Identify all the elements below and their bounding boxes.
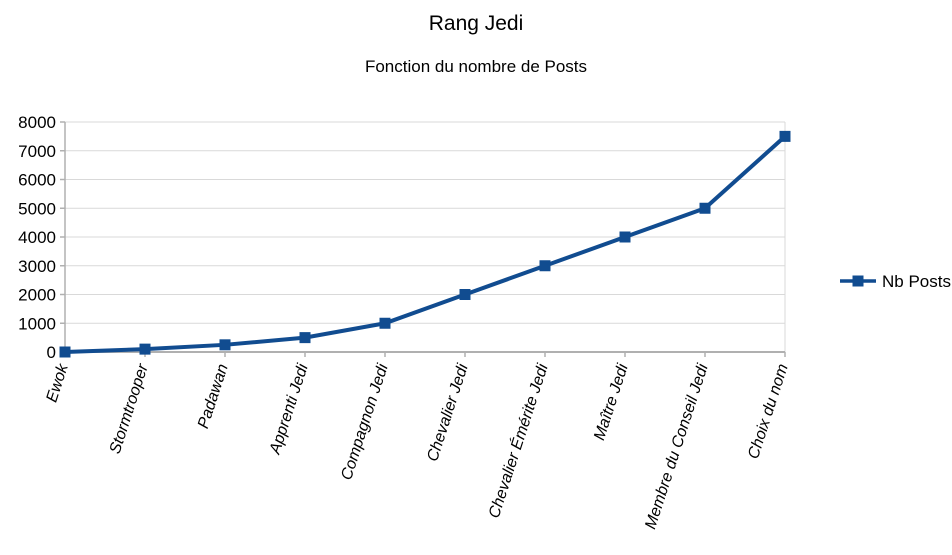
y-tick-label: 8000: [18, 113, 56, 132]
y-tick-label: 3000: [18, 257, 56, 276]
x-category-label: Compagnon Jedi: [338, 362, 392, 483]
chart-subtitle: Fonction du nombre de Posts: [364, 57, 588, 76]
data-point-marker: [139, 343, 151, 355]
y-tick-label: 4000: [18, 228, 56, 247]
series-line: [64, 134, 787, 354]
x-category-label: Choix du nom: [745, 362, 792, 461]
data-point-marker: [219, 339, 231, 351]
y-tick-label: 0: [47, 343, 56, 362]
data-point-marker: [539, 260, 551, 272]
x-category-label: Chevalier Émérite Jedi: [484, 361, 552, 520]
chart-title: Rang Jedi: [428, 12, 524, 35]
x-category-label: Maître Jedi: [591, 362, 632, 443]
y-tick-label: 5000: [18, 199, 56, 218]
data-point-marker: [379, 317, 391, 329]
x-category-label: Ewok: [44, 361, 73, 404]
y-tick-label: 6000: [18, 171, 56, 190]
x-category-label: Padawan: [195, 362, 232, 431]
x-category-label: Apprenti Jedi: [266, 362, 311, 457]
data-point-marker: [779, 130, 791, 142]
data-point-marker: [459, 289, 471, 300]
x-category-label: Chevalier Jedi: [424, 362, 472, 464]
y-tick-label: 1000: [18, 314, 56, 333]
y-tick-label: 7000: [18, 142, 56, 161]
legend-label: Nb Posts: [882, 272, 951, 291]
legend-marker: [852, 275, 864, 287]
x-category-label: Membre du Conseil Jedi: [642, 362, 712, 532]
x-category-label: Stormtrooper: [107, 361, 152, 456]
data-point-marker: [59, 346, 71, 358]
data-point-marker: [619, 231, 631, 243]
y-tick-label: 2000: [18, 286, 56, 305]
data-point-marker: [699, 202, 711, 214]
data-point-marker: [299, 332, 311, 344]
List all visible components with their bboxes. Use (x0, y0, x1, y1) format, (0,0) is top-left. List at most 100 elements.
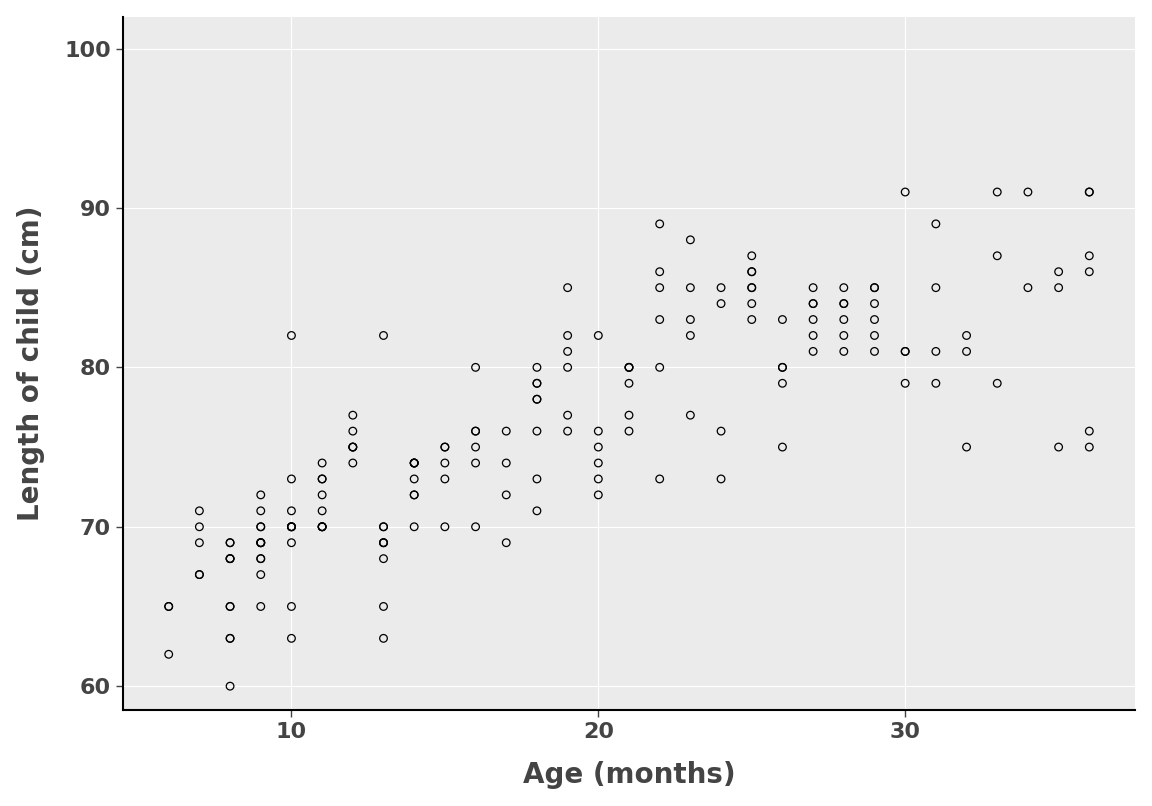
Point (467, 425, 485, 438)
Point (190, 568, 209, 581)
Point (497, 488, 515, 501)
Point (221, 552, 240, 565)
Point (190, 505, 209, 517)
Point (865, 345, 884, 358)
Point (313, 456, 332, 469)
Point (313, 472, 332, 485)
Point (896, 377, 915, 390)
Point (251, 552, 270, 565)
Point (743, 313, 761, 326)
Point (282, 505, 301, 517)
Point (251, 521, 270, 534)
Point (1081, 265, 1099, 278)
Point (251, 552, 270, 565)
Point (743, 249, 761, 262)
Point (834, 297, 852, 310)
Point (1018, 281, 1037, 294)
Point (221, 552, 240, 565)
Point (190, 536, 209, 549)
Point (865, 329, 884, 342)
Point (651, 313, 669, 326)
Point (712, 425, 730, 438)
Point (651, 218, 669, 231)
Point (159, 600, 177, 613)
Point (251, 488, 270, 501)
Point (282, 536, 301, 549)
Point (221, 632, 240, 645)
Point (221, 552, 240, 565)
Point (681, 281, 699, 294)
Point (528, 393, 546, 405)
Point (957, 441, 976, 454)
Point (221, 600, 240, 613)
Point (926, 377, 945, 390)
Point (712, 281, 730, 294)
Point (190, 521, 209, 534)
Point (313, 488, 332, 501)
Point (804, 281, 823, 294)
Point (589, 488, 607, 501)
Point (251, 536, 270, 549)
Point (773, 361, 791, 374)
Point (374, 521, 393, 534)
Point (159, 600, 177, 613)
Point (834, 281, 852, 294)
Point (773, 377, 791, 390)
Point (620, 361, 638, 374)
Point (681, 313, 699, 326)
Point (773, 361, 791, 374)
Point (282, 521, 301, 534)
Point (926, 281, 945, 294)
Point (374, 536, 393, 549)
Point (374, 329, 393, 342)
Point (251, 536, 270, 549)
Point (712, 297, 730, 310)
Point (1018, 185, 1037, 198)
Point (559, 361, 577, 374)
Point (589, 441, 607, 454)
Point (343, 425, 362, 438)
Point (528, 377, 546, 390)
Point (1049, 441, 1068, 454)
Point (620, 425, 638, 438)
Point (528, 393, 546, 405)
Point (834, 329, 852, 342)
Point (773, 313, 791, 326)
Point (559, 329, 577, 342)
Point (834, 297, 852, 310)
Point (1049, 265, 1068, 278)
Point (988, 185, 1007, 198)
Point (865, 281, 884, 294)
Point (251, 568, 270, 581)
Point (251, 536, 270, 549)
Point (865, 313, 884, 326)
Point (467, 456, 485, 469)
Point (406, 456, 424, 469)
Point (743, 265, 761, 278)
Point (497, 536, 515, 549)
Point (988, 377, 1007, 390)
Point (1081, 249, 1099, 262)
Point (435, 521, 454, 534)
Point (743, 281, 761, 294)
Point (221, 632, 240, 645)
Point (343, 456, 362, 469)
Point (374, 536, 393, 549)
Point (651, 265, 669, 278)
Point (865, 281, 884, 294)
Point (743, 281, 761, 294)
Point (313, 521, 332, 534)
Point (957, 329, 976, 342)
Point (467, 361, 485, 374)
Point (620, 361, 638, 374)
Point (497, 425, 515, 438)
Point (988, 249, 1007, 262)
Point (221, 536, 240, 549)
Point (743, 265, 761, 278)
Point (559, 281, 577, 294)
Point (1049, 281, 1068, 294)
Point (159, 648, 177, 661)
Point (681, 329, 699, 342)
Point (589, 456, 607, 469)
Point (467, 425, 485, 438)
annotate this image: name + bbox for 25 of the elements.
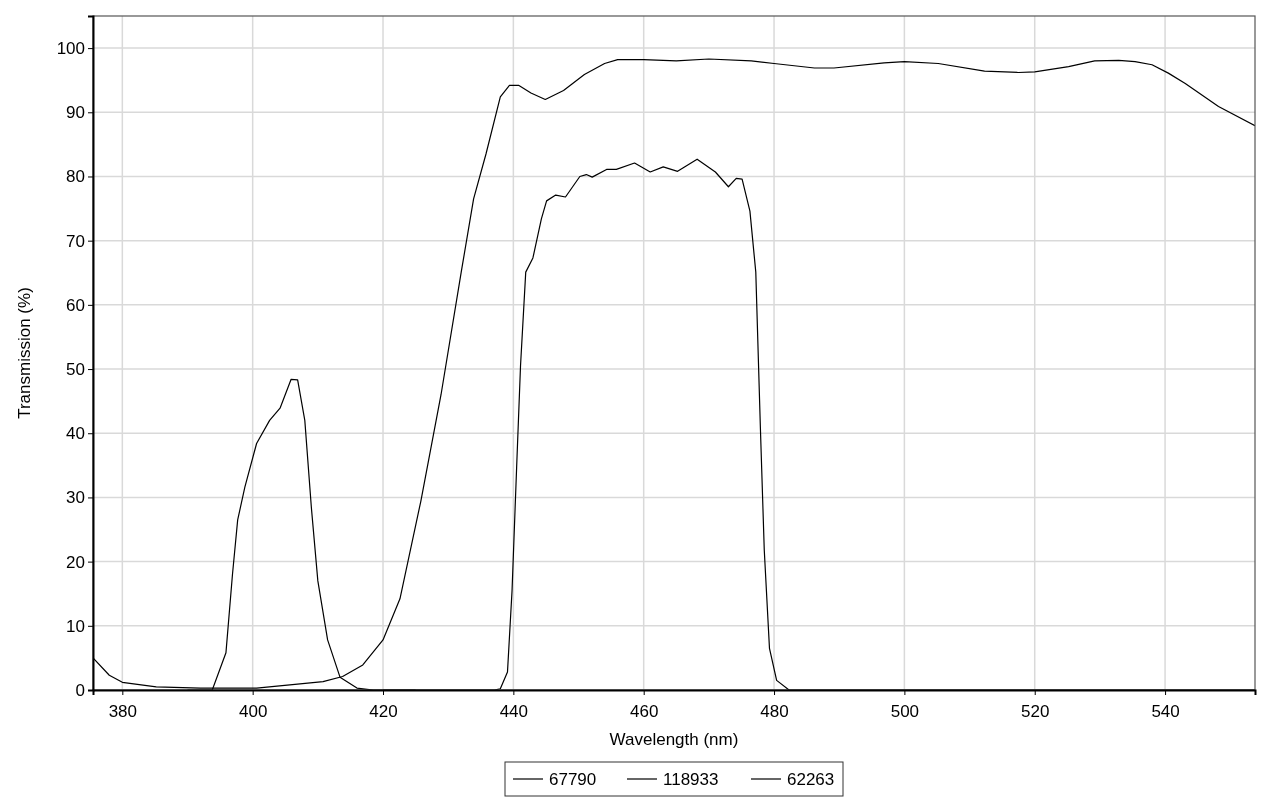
y-tick-label: 20 — [66, 552, 85, 572]
x-axis-title: Wavelength (nm) — [609, 730, 739, 749]
y-tick-label: 0 — [75, 680, 85, 700]
x-tick-label: 420 — [369, 701, 398, 721]
x-tick-label: 500 — [890, 701, 920, 721]
y-tick-label: 10 — [66, 616, 85, 636]
x-tick-label: 460 — [630, 701, 659, 721]
x-tick-label: 400 — [238, 701, 268, 721]
x-tick-label: 480 — [760, 701, 789, 721]
y-tick-label: 80 — [66, 167, 85, 187]
legend-label: 67790 — [549, 769, 597, 789]
x-tick-label: 520 — [1021, 701, 1050, 721]
y-tick-label: 90 — [66, 103, 85, 123]
y-tick-label: 100 — [56, 39, 85, 59]
y-tick-label: 50 — [66, 359, 85, 379]
y-tick-label: 40 — [66, 424, 85, 444]
x-tick-label: 380 — [108, 701, 138, 721]
legend-label: 118933 — [663, 769, 719, 789]
legend-label: 62263 — [787, 769, 835, 789]
y-tick-label: 60 — [66, 295, 85, 315]
x-tick-label: 440 — [499, 701, 529, 721]
y-tick-label: 70 — [66, 231, 85, 251]
x-tick-label: 540 — [1151, 701, 1180, 721]
y-tick-label: 30 — [66, 488, 85, 508]
y-axis-title: Transmission (%) — [15, 287, 34, 419]
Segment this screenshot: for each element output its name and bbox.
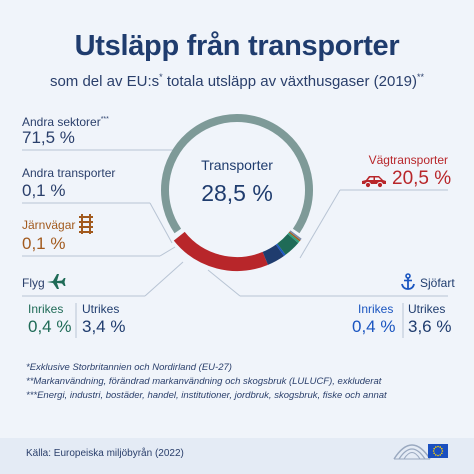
chart-title: Utsläpp från transporter bbox=[74, 30, 400, 62]
source-text: Källa: Europeiska miljöbyrån (2022) bbox=[26, 448, 184, 459]
label-other-sectors: Andra sektorer*** bbox=[22, 115, 109, 129]
value-shipping-domestic: 0,4 % bbox=[352, 317, 396, 336]
anchor-icon bbox=[401, 273, 415, 290]
slice-järnvägar bbox=[288, 231, 301, 242]
footnote-2: **Markanvändning, förändrad markanvändni… bbox=[26, 376, 382, 387]
subtitle-text: som del av EU:s bbox=[49, 73, 160, 90]
leader-shipping-diag bbox=[207, 269, 241, 297]
slice-andra-transporter bbox=[289, 230, 302, 241]
value-road: 20,5 % bbox=[392, 168, 452, 189]
leader-road-diag bbox=[299, 189, 341, 259]
label-road: Vägtransporter bbox=[368, 153, 448, 167]
chart-subtitle: som del av EU:s* totala utsläpp av växth… bbox=[0, 72, 474, 90]
label-shipping-domestic: Inrikes bbox=[358, 302, 394, 316]
label-aviation: Flyg bbox=[22, 276, 45, 290]
value-aviation-domestic: 0,4 % bbox=[28, 317, 72, 336]
label-aviation-domestic: Inrikes bbox=[28, 302, 64, 316]
footnote-3: ***Energi, industri, bostäder, handel, i… bbox=[26, 390, 387, 401]
footer-bar bbox=[0, 438, 474, 474]
label-rail: Järnvägar bbox=[22, 218, 76, 232]
car-icon bbox=[362, 176, 386, 189]
value-aviation-intl: 3,4 % bbox=[82, 317, 126, 336]
eu-flag-logo bbox=[428, 444, 448, 458]
center-value: 28,5 % bbox=[201, 180, 273, 206]
label-shipping-intl: Utrikes bbox=[408, 302, 446, 316]
plane-icon bbox=[47, 274, 66, 289]
value-shipping-intl: 3,6 % bbox=[408, 317, 452, 336]
rail-icon bbox=[79, 214, 93, 234]
subtitle-text-rest: totala utsläpp av växthusgaser (2019) bbox=[162, 73, 418, 90]
leader-aviation-diag bbox=[144, 261, 184, 297]
value-rail: 0,1 % bbox=[22, 234, 66, 253]
leader-other-transport-diag bbox=[149, 202, 173, 244]
label-other-sectors-mark: *** bbox=[100, 116, 109, 123]
leader-rail-diag bbox=[159, 246, 176, 257]
parliament-logo bbox=[393, 444, 431, 460]
label-other-transport: Andra transporter bbox=[22, 166, 116, 180]
label-shipping: Sjöfart bbox=[420, 276, 455, 290]
subtitle-footnote-mark: * bbox=[159, 72, 163, 82]
leader-lines bbox=[22, 149, 448, 297]
slice-sjöfart-inrikes bbox=[275, 243, 286, 256]
donut-slices bbox=[161, 114, 313, 271]
slice-vägtransporter bbox=[173, 231, 268, 271]
label-aviation-intl: Utrikes bbox=[82, 302, 120, 316]
slice-flyg-utrikes bbox=[277, 233, 299, 255]
center-label: Transporter bbox=[201, 157, 273, 173]
subtitle-footnote-mark-2: ** bbox=[417, 72, 425, 82]
slice-sjöfart-utrikes bbox=[262, 244, 284, 265]
footnote-1: *Exklusive Storbritannien och Nordirland… bbox=[26, 362, 232, 373]
label-other-sectors-name: Andra sektorer bbox=[22, 115, 101, 129]
slice-andra-sektorer bbox=[161, 114, 313, 234]
value-other-transport: 0,1 % bbox=[22, 181, 66, 200]
value-other-sectors: 71,5 % bbox=[22, 128, 75, 147]
slice-flyg-inrikes bbox=[287, 232, 300, 243]
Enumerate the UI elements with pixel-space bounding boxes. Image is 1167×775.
****************************************
▸ **TASK PROMPT**
From the listing above, pull out every line that contains the string "shipping", matching case exactly.

▸ **EXPECTED ANSWER**
value-shipping-domestic: 0,4 % bbox=[352, 317, 396, 336]
leader-shipping-diag bbox=[207, 269, 241, 297]
label-shipping-domestic: Inrikes bbox=[358, 302, 394, 316]
label-shipping-intl: Utrikes bbox=[408, 302, 446, 316]
value-shipping-intl: 3,6 % bbox=[408, 317, 452, 336]
label-shipping: Sjöfart bbox=[420, 276, 455, 290]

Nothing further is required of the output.